August 3, 2016
The Myth of the Lone Wolf and How We Must Fight Islamic Terrorism
Dear Friend of FLAME:
In the last few months, numerous terrorists, working on their own—in Orlando, Florida; in Nice, France; in Würzburg and Ansbach, Germany; to name a
few—have killed scores of innocents in the name of Islam. Just a week ago, two men, invoking ISIS, slit the throat of a French priest,
execution-style, in Rouen.
By labeling these murderers "lone wolves," the media and politicians seek to divert attention from the key motivation of the attackers—and thus
create the greatest problem society faces in trying to stop such attacks.
Despite the terrorists claims of allegiance to Allah or to Islamic State, the lone wolf theory promoted by so-called "thought leaders" seeks to
characterize these killers as devoid of ideology or sponsorship.
We're led to believe they have nothing in common, except their "mental instability."
Yet in truth, these terrorists have two important things in common—first they are Muslim, and second they swear allegiance to radical Islam.
Yet it's also true that most of these men do not belong to a terrorist organization—much as they may admire one or the other. This means we cannot
stop the murderous acts of such unaffiliated terrorists simply by attacking ISIS or al Qaeda—because these groups did not actively instigate, let alone
coordinate their crimes.
Nonetheless, we can seek to defeat this trend of unaffiliated terrorism by focusing on its roots—within the community of Muslim nations and within Muslim
religious communities. We can encourage these entities to play a more active role—not just in identifying potential killers, but also in full-throatedly branding such terrorist activities as shameful, as apostasy, as crimes against Islam.

____

*REQUESTS:*
1) Write out, word for word, the part of the letter on lone-wolf terrorism that opens with the words "Yet in truth, these" and closes with "coordinate their crimes.".
2) Restate verbatim the lines of the records that begin with the line containing "- code-line: def" and end with the line containing "- weather-icon[interactable]: [176, 447, 190, 461]", including both of those lines.

[Visual layout records]

____

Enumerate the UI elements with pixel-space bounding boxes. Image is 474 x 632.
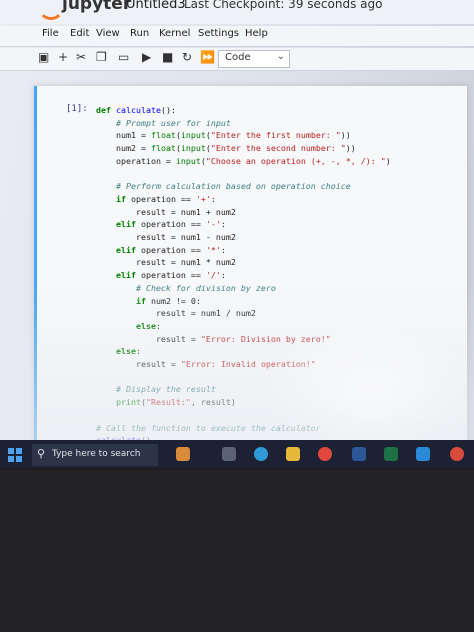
- code-line: def calculate():: [96, 105, 176, 115]
- code-line: if num2 != 0:: [135, 295, 201, 306]
- code-line: if operation == '+':: [115, 193, 216, 204]
- code-line: # Display the result: [96, 384, 216, 395]
- weather-icon[interactable]: [176, 447, 190, 461]
- code-line: operation = input("Choose an operation (…: [96, 155, 391, 166]
- save-icon[interactable]: ▣: [38, 50, 49, 64]
- search-icon: ⚲: [37, 447, 46, 460]
- code-line: print("Result:", result): [115, 397, 236, 408]
- code-line: # Check for division by zero: [96, 282, 276, 293]
- code-line: elif operation == '*':: [115, 244, 226, 255]
- code-line: num2 = float(input("Enter the second num…: [96, 143, 356, 154]
- task-view-icon[interactable]: [222, 447, 236, 461]
- menu-kernel[interactable]: Kernel: [159, 28, 190, 39]
- code-line: result = num1 + num2: [135, 206, 236, 217]
- code-line: result = "Error: Invalid operation!": [96, 359, 316, 370]
- code-line: result = "Error: Division by zero!": [96, 333, 331, 344]
- menu-edit[interactable]: Edit: [70, 28, 89, 39]
- stop-icon[interactable]: ■: [162, 50, 173, 64]
- cell-type-select[interactable]: Code ⌄: [218, 50, 290, 68]
- code-line: result = num1 / num2: [155, 308, 256, 319]
- code-line: # Prompt user for input: [96, 117, 231, 128]
- chrome-profile-icon[interactable]: [450, 447, 464, 461]
- brand-name: jupyter: [62, 0, 132, 14]
- jupyter-header: jupyter Untitled3 Last Checkpoint: 39 se…: [0, 0, 474, 24]
- monitor-screen: jupyter Untitled3 Last Checkpoint: 39 se…: [0, 0, 474, 468]
- windows-start-icon[interactable]: [8, 448, 22, 462]
- taskbar-search[interactable]: ⚲ Type here to search: [32, 444, 158, 466]
- excel-icon[interactable]: [384, 447, 398, 461]
- run-icon[interactable]: ▶: [142, 50, 151, 64]
- code-line: result = num1 * num2: [135, 257, 236, 268]
- paste-icon[interactable]: ▭: [118, 50, 129, 64]
- fast-forward-icon[interactable]: ⏩: [200, 50, 215, 64]
- code-line: # Perform calculation based on operation…: [96, 181, 351, 192]
- word-icon[interactable]: [352, 447, 366, 461]
- monitor-bezel: [0, 470, 474, 632]
- file-explorer-icon[interactable]: [286, 447, 300, 461]
- code-line: # Call the function to execute the calcu…: [96, 422, 321, 433]
- edge-browser-icon[interactable]: [254, 447, 268, 461]
- code-line: else:: [115, 346, 141, 357]
- restart-icon[interactable]: ↻: [182, 50, 192, 64]
- menu-run[interactable]: Run: [130, 28, 149, 39]
- copy-icon[interactable]: ❐: [96, 50, 107, 64]
- jupyter-logo-icon: [38, 0, 64, 20]
- chevron-down-icon: ⌄: [276, 51, 285, 62]
- menu-help[interactable]: Help: [245, 28, 268, 39]
- windows-taskbar: ⚲ Type here to search: [0, 440, 474, 468]
- vscode-icon[interactable]: [416, 447, 430, 461]
- toolbar: ▣ + ✂ ❐ ▭ ▶ ■ ↻ ⏩ Code ⌄: [0, 48, 474, 71]
- cut-icon[interactable]: ✂: [76, 50, 86, 64]
- code-line: result = num1 - num2: [135, 232, 236, 243]
- menu-file[interactable]: File: [42, 28, 59, 39]
- cell-type-value: Code: [225, 52, 251, 63]
- code-line: num1 = float(input("Enter the first numb…: [96, 130, 351, 141]
- add-cell-icon[interactable]: +: [58, 50, 68, 64]
- checkpoint-status: Last Checkpoint: 39 seconds ago: [184, 0, 383, 11]
- cell-prompt: [1]:: [66, 104, 88, 114]
- code-editor[interactable]: def calculate(): # Prompt user for input…: [96, 104, 391, 447]
- code-line: else:: [135, 320, 161, 331]
- menu-bar: File Edit View Run Kernel Settings Help: [0, 26, 474, 47]
- chrome-icon[interactable]: [318, 447, 332, 461]
- menu-view[interactable]: View: [96, 28, 120, 39]
- notebook-title[interactable]: Untitled3: [126, 0, 186, 12]
- menu-settings[interactable]: Settings: [198, 28, 239, 39]
- search-placeholder: Type here to search: [52, 449, 141, 459]
- code-line: elif operation == '/':: [115, 270, 226, 281]
- code-line: elif operation == '-':: [115, 219, 226, 230]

____

*FINAL ANSWERS:*
1)
Yet in truth, these terrorists have two important things in common—first they are Muslim, and second they swear allegiance to radical Islam.
Yet it's also true that most of these men do not belong to a terrorist organization—much as they may admire one or the other. This means we cannot
stop the murderous acts of such unaffiliated terrorists simply by attacking ISIS or al Qaeda—because these groups did not actively instigate, let alone
coordinate their crimes.

2)
- code-line: def calculate():: [96, 105, 176, 115]
- code-line: if num2 != 0:: [135, 295, 201, 306]
- code-line: if operation == '+':: [115, 193, 216, 204]
- code-line: # Display the result: [96, 384, 216, 395]
- weather-icon[interactable]: [176, 447, 190, 461]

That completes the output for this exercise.